Activities:
[A] In the Checkbox text, what does Evan Wong say founders should always ask people for when they start out?
[B] Pick up the Checkbox text right after its last sentence and carry it on.

Text under study:
——————————
That same belief shaped how Evan thinks about retention. Hiring is just the beginning. Keeping great people is the real work.
“How expensive was it to get them into the business? How much time did you have to spend convincing them to join? How much have you invested in them? Then why aren't you figuring out ways to make the person want to stay?”
What founders can learn from Checkbox
Evan Wong has plenty of advice for fellow entrepreneurs, but it starts with a mindset shift.
“If you want to sell your product you first need to build the right relationships,” he says.
“When you start out, you can't make the sale anyway because the product isn't there. The way to frame your approach is to always ask for advice and feedback. People are happy to help you out, especially if your product is in their space.”
It’s a lesson that helped Checkbox build early traction and one that still holds true today. Evan also cautions founders not to get carried away by corporate excitement, particularly in emerging technology.
——————————
Dataset entries:
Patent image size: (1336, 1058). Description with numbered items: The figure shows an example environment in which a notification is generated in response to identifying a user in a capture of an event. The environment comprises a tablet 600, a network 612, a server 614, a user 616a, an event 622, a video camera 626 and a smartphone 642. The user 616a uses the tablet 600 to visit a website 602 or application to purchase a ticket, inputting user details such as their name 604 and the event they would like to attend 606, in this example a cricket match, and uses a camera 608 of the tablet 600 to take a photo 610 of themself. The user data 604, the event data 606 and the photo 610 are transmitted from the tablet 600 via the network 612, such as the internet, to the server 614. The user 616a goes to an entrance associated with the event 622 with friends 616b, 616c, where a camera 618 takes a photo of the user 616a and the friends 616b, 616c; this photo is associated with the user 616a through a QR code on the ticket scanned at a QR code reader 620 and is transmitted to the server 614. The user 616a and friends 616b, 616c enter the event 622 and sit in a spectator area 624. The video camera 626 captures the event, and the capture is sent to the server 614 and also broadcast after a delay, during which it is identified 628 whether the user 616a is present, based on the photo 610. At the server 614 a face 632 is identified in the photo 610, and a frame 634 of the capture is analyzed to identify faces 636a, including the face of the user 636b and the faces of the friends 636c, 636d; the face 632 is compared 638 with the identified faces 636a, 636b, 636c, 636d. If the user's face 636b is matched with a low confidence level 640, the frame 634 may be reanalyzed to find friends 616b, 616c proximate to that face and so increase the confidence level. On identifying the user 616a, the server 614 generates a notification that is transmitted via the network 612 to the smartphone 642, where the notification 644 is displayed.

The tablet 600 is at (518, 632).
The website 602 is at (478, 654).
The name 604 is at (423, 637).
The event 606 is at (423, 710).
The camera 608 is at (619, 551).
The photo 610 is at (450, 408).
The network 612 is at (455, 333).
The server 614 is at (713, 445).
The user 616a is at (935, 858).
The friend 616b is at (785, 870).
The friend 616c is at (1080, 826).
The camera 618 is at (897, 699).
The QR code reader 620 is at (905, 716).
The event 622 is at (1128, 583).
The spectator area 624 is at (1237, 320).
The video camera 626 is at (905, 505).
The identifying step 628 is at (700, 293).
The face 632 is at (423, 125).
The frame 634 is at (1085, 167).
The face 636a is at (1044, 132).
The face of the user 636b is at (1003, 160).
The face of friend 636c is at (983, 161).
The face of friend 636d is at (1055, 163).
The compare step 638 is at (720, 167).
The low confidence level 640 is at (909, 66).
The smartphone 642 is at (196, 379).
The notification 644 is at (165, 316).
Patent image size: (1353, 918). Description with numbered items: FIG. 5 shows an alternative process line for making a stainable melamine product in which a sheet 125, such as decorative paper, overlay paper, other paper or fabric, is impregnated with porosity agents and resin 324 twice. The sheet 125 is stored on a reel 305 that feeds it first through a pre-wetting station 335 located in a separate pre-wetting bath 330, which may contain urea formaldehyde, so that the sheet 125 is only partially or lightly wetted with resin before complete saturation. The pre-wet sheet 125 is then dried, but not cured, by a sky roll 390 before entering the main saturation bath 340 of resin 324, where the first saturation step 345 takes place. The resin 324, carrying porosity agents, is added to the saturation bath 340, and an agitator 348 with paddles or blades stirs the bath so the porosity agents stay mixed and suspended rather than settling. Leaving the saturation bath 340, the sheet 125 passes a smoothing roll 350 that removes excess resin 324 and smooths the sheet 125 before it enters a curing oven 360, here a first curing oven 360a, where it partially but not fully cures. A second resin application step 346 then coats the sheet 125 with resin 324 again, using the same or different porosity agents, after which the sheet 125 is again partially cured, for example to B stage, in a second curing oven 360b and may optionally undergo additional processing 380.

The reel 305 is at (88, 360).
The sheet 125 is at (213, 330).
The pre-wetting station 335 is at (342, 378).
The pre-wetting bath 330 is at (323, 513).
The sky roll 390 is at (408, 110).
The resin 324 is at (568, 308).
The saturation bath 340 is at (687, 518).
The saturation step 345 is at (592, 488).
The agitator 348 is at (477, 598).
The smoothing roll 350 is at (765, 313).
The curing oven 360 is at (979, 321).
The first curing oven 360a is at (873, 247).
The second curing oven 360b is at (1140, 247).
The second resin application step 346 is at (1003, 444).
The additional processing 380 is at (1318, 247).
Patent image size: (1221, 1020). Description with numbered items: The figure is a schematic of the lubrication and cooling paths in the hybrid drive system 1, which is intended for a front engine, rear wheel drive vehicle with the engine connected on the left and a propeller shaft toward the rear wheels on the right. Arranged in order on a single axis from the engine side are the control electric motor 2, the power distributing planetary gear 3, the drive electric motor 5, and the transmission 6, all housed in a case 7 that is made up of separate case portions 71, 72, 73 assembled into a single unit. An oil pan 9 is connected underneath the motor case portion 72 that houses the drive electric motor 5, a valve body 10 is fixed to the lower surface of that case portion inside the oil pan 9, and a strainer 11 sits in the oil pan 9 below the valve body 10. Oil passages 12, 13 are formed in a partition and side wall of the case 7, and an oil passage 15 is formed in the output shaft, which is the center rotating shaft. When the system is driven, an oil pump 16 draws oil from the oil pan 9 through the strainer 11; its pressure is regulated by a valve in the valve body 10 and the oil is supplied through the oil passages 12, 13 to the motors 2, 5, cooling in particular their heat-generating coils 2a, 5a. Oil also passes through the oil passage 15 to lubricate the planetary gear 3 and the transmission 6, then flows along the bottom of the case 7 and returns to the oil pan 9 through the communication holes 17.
——————————
Answers for each item:
[A] Advice and feedback.

[B]
*“There is a lot of buzz and excitement around startups and corporates are always willing to have discussions. But you must cut through that and understand quickly who your real customers are.” *
“The real customers are people who treat working with startups like a project implementation and have the intention of purchasing.”
When it comes to hiring, Evan’s advice is clear:
“You need to be very, very precious about who you bring into your team. When you are a startup every new addition changes the dynamic and culture, way more dramatically than it does at a larger company.”
Fight the fear and do it anyway
Even with early clients, Evan notes that it can still feel like success comes all at once:
“No one knew about us until we won Regtech of the Year at the 2017 Fintech Awards,” he reflects.
That win, he says, changed everything. A few months later, they took out the Westpac Innovation Challenge.
“Winning the challenge gave us at Checkbox even greater confidence that what we are building will improve the way we deal with regulation on a global level,” Evan said.
Even as Checkbox has grown into a national player, its roots in Australia’s startup local ecosystem remain strong. Evan was an early participant at Stone & Chalk events, pitching in front of a community that helped shape the company’s path.
That blend of big vision and grounded action runs throughout the Checkbox story. From their early days cold emailing execs, they didn’t wait to be discovered, they made themselves impossible to ignore.
And it’s paid off. Both Evan and co-founder James Han were named on the Forbes 30 Under 30 list. But for Evan, success doesn’t mean standing still.
“If you understand what you suck at, you can fix it,” Evan says. “That’s how you grow.”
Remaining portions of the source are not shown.